EXCERPTED TEXT ::
---------------

Five and a half million people, roughly the population size of Denmark – that is the number of Europe’s unemployed youth, desperately struggling to find work. “Generation Baby Losers” is only one of the many names given to the generation of people aged 16-25 who are among those hit worst by Europe’s debt crisis and the resulting austerity measures. With over 50% of youth unemployed in both Spain and Greece, 41 percent in Italy, and 36 percent in Portugal, many young Southern Europeans, especially well-educated ones, are left with a tough choice: facing a jobless future at home, or leaving everything behind to find work abroad.
Alfredo opted for the second. “In my case, it was both personal matters and the fact that I have been unemployed since 2012.” For the young Spaniard, it became clear that there wasn’t much of a future for him in his home country and so he, just like many of his fellow countrymen and -women, decided to move to Berlin – the capital of Europe’s economic powerhouse. “Many of my friends are struggling to find a job in Spain,” he says; “others, like me, left to find work abroad”. Although Berlin’s 11.7 percent unemployment level is well above Germany’s national average, it is still very low by Spanish standards. “Berlin is a good place for me, it’s cheap and it’s easier to make ends meet, although the place is getting crowded and it doesn’t offer very high salaries,” Alfredo explains.

---------------

Layout records ::
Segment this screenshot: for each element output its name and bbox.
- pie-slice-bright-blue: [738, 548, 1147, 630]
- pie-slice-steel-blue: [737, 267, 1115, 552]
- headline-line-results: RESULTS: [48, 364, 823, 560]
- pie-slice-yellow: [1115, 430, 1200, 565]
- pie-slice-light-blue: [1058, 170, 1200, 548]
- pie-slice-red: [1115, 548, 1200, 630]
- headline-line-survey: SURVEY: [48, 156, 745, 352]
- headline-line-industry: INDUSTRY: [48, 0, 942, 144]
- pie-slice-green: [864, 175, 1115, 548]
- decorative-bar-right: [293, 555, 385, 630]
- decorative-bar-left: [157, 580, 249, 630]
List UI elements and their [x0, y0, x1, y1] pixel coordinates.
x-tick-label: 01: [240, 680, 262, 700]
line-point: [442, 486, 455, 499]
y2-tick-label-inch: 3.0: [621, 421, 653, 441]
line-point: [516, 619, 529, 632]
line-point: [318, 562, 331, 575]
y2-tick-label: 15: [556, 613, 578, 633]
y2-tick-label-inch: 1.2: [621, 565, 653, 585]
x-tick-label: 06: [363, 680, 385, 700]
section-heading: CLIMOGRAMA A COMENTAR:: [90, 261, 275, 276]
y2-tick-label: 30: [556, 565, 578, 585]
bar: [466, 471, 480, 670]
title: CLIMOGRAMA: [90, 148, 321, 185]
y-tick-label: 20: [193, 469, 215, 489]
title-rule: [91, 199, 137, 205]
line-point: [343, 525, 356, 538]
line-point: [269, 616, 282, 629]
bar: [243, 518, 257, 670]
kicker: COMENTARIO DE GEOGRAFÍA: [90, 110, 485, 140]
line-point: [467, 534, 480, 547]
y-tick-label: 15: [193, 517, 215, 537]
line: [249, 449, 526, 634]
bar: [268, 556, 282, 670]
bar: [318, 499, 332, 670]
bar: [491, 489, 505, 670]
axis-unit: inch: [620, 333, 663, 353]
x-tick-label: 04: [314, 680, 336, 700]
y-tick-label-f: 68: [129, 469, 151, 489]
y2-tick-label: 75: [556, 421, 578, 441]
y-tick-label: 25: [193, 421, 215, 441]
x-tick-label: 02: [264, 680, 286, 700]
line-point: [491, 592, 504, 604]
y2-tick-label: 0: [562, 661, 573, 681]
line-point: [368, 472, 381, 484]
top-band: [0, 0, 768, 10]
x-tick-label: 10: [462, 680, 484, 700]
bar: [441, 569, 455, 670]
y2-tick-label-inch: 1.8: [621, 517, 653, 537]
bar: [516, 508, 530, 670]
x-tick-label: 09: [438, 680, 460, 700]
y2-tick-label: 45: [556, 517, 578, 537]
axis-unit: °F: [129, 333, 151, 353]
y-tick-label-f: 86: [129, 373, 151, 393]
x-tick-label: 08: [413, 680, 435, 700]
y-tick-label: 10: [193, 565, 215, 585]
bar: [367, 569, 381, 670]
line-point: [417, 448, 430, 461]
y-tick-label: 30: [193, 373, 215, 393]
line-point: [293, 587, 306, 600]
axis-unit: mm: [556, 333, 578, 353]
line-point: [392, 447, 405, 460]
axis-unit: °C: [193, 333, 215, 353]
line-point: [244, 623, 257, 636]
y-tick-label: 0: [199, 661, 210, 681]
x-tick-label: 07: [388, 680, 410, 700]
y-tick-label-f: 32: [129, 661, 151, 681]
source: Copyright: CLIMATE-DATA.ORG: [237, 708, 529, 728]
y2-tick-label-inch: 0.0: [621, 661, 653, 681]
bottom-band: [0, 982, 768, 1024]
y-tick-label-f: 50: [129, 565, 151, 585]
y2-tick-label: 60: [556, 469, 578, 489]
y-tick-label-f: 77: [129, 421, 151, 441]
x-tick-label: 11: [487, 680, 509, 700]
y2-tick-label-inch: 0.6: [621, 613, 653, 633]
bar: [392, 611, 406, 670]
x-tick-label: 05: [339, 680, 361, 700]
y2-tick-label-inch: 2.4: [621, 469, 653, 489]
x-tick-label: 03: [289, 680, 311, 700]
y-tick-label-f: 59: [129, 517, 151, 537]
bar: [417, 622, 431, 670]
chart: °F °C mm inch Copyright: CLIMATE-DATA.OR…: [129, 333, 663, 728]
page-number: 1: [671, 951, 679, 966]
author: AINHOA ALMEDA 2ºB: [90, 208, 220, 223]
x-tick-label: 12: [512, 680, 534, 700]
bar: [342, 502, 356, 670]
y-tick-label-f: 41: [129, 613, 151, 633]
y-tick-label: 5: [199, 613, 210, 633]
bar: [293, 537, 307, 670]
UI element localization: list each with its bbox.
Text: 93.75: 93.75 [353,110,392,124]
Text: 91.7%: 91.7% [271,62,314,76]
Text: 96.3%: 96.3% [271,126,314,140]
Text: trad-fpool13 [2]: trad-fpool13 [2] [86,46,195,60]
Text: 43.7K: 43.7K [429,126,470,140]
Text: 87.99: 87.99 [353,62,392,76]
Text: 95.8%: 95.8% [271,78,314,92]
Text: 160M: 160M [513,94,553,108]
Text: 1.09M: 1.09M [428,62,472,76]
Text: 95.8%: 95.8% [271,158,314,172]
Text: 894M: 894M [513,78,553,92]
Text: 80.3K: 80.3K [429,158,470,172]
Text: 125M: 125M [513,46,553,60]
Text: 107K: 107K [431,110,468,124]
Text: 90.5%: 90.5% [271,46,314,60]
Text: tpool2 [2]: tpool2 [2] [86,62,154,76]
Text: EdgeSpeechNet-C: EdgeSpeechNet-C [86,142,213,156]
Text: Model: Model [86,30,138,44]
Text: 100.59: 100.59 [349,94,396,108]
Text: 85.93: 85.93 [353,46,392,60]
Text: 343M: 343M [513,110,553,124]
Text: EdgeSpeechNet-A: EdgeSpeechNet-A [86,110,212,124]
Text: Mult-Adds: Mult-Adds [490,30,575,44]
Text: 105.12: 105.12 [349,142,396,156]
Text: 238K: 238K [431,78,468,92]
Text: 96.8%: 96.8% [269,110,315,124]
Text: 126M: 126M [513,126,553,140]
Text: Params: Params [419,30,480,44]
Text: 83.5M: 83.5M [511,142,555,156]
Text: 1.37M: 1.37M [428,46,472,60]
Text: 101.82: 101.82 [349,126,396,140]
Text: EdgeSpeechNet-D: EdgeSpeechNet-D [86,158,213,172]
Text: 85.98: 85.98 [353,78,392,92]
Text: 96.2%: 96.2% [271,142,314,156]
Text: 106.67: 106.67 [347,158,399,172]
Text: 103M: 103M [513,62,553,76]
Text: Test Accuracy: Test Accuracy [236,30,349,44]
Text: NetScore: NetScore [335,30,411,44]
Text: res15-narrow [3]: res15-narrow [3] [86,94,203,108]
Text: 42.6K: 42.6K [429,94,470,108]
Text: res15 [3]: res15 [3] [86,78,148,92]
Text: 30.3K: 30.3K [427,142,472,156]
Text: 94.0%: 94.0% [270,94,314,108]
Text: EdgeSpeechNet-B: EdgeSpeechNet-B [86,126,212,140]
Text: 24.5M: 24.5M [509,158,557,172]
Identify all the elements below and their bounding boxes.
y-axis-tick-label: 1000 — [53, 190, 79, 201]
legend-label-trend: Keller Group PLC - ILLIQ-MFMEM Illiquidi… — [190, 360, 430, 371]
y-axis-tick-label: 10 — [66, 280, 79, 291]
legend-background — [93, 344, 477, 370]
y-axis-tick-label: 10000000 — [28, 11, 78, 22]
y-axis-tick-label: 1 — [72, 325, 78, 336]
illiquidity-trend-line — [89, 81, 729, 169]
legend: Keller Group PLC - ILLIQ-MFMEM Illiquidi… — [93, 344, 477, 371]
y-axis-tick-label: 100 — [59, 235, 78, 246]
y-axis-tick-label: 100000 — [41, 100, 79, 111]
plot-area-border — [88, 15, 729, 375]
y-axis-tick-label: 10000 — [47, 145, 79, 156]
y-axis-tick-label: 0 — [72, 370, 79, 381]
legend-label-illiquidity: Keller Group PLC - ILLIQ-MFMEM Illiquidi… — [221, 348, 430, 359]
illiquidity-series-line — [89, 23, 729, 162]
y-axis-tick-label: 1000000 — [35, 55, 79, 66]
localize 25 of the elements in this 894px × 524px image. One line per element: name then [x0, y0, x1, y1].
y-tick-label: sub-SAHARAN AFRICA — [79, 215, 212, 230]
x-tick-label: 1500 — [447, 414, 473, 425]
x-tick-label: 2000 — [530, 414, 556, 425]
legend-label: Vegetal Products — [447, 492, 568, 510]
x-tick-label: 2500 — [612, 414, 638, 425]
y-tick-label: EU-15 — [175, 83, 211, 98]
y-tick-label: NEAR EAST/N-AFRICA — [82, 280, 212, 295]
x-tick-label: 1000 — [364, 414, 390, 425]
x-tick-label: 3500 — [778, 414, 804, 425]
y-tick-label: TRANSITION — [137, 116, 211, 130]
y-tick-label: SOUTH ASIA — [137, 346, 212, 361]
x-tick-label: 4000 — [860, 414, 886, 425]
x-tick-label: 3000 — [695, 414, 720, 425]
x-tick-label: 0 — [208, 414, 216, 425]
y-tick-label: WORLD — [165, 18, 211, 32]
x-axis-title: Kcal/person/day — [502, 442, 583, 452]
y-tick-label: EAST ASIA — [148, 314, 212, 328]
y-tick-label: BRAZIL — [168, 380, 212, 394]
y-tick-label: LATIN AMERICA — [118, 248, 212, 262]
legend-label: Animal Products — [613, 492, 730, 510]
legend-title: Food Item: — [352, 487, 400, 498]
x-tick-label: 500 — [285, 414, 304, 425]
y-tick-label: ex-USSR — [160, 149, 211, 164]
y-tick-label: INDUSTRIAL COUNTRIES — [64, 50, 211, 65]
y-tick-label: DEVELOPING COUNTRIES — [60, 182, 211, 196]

---------------

WHAT YOU NEED TO DO ::
**a)** From the text on Europe's unemployed youth, quote the passage that begins at the words "Five and a half" and stops after the words "find work abroad.".
**b)** What unemployment level does the text on Europe's unemployed youth give for Berlin?

ANSWERS TO THE EXERCISE ::
**a)**
Five and a half million people, roughly the population size of Denmark – that is the number of Europe’s unemployed youth, desperately struggling to find work. “Generation Baby Losers” is only one of the many names given to the generation of people aged 16-25 who are among those hit worst by Europe’s debt crisis and the resulting austerity measures. With over 50% of youth unemployed in both Spain and Greece, 41 percent in Italy, and 36 percent in Portugal, many young Southern Europeans, especially well-educated ones, are left with a tough choice: facing a jobless future at home, or leaving everything behind to find work abroad.

**b)** 11.7 percent